▽
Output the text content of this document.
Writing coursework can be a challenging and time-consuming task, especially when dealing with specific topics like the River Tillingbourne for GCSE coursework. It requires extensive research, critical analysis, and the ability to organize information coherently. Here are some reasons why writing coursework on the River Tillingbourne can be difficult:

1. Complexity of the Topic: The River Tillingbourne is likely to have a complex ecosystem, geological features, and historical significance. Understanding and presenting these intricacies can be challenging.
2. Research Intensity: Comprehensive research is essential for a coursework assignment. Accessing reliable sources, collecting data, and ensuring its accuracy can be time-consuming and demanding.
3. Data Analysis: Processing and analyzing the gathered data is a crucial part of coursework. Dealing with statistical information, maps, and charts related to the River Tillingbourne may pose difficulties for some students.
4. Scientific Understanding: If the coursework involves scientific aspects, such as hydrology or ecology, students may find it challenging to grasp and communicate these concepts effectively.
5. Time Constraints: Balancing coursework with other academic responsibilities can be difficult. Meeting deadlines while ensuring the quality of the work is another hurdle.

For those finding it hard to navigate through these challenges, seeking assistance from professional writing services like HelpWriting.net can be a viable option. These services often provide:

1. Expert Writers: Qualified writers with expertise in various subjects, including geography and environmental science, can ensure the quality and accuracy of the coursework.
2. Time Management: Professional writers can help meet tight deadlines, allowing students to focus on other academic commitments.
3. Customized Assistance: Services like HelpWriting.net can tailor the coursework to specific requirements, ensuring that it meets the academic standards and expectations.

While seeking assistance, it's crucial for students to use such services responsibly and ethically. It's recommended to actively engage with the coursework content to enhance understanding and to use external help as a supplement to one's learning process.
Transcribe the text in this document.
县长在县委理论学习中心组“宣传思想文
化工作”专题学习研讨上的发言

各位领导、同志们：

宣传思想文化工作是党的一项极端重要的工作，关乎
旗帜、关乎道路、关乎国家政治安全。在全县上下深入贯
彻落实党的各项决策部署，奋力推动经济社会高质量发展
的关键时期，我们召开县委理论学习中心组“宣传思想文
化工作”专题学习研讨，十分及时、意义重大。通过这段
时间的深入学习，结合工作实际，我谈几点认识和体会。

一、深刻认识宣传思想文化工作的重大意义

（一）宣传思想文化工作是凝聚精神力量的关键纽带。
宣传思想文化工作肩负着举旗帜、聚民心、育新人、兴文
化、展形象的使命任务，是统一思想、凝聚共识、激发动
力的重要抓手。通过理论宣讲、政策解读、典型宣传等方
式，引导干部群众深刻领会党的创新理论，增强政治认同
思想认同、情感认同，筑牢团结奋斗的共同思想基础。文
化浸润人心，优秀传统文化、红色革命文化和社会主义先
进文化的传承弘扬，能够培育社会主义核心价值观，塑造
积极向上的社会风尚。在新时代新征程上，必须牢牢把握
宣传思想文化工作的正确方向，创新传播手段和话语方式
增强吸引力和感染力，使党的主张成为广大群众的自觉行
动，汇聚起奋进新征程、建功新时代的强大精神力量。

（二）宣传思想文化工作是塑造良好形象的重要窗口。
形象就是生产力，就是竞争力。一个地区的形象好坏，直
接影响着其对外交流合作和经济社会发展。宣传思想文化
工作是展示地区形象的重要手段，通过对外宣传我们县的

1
△
DESCRIPTION OF THE TASK - Identify each line in the entries with the word "some" and copy it.

FINISHED ANSWER -
Writing coursework can be a challenging and time-consuming task, especially when dealing with specific topics like the River Tillingbourne for GCSE coursework. It requires extensive research, critical analysis, and the ability to organize information coherently. Here are some reasons why writing coursework on the River Tillingbourne can be difficult:
3. Data Analysis: Processing and analyzing the gathered data is a crucial part of coursework. Dealing with statistical information, maps, and charts related to the River Tillingbourne may pose difficulties for some students.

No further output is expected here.